Stored data:
★ ★ ★
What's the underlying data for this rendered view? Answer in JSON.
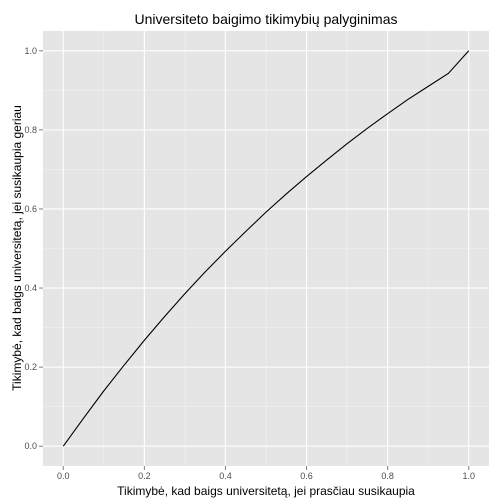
{
  "chart_data": {
    "type": "line",
    "title": "Universiteto baigimo tikimybių palyginimas",
    "xlabel": "Tikimybė, kad baigs universitetą, jei prasčiau susikaupia",
    "ylabel": "Tikimybė, kad baigs universitetą, jei susikaupia geriau",
    "xlim": [
      -0.05,
      1.05
    ],
    "ylim": [
      -0.05,
      1.05
    ],
    "x_ticks": [
      0.0,
      0.2,
      0.4,
      0.6,
      0.8,
      1.0
    ],
    "y_ticks": [
      0.0,
      0.2,
      0.4,
      0.6,
      0.8,
      1.0
    ],
    "x_tick_labels": [
      "0.0",
      "0.2",
      "0.4",
      "0.6",
      "0.8",
      "1.0"
    ],
    "y_tick_labels": [
      "0.0",
      "0.2",
      "0.4",
      "0.6",
      "0.8",
      "1.0"
    ],
    "grid": true,
    "colors": {
      "panel": "#e5e5e5",
      "grid": "#ffffff",
      "line": "#000000"
    },
    "series": [
      {
        "x": [
          0.0,
          0.05,
          0.1,
          0.15,
          0.2,
          0.25,
          0.3,
          0.35,
          0.4,
          0.45,
          0.5,
          0.55,
          0.6,
          0.65,
          0.7,
          0.75,
          0.8,
          0.85,
          0.9,
          0.95,
          1.0
        ],
        "y": [
          0.0,
          0.071,
          0.14,
          0.205,
          0.268,
          0.328,
          0.386,
          0.441,
          0.493,
          0.543,
          0.592,
          0.638,
          0.682,
          0.724,
          0.765,
          0.804,
          0.841,
          0.877,
          0.91,
          0.943,
          1.0
        ]
      }
    ]
  }
}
★ ★ ★
YOUR OBJECTIVE
Where a line above contains the word "Tikimybė", copy that line.

ANSWER TO THIS TASK
    "xlabel": "Tikimybė, kad baigs universitetą, jei prasčiau susikaupia",
    "ylabel": "Tikimybė, kad baigs universitetą, jei susikaupia geriau",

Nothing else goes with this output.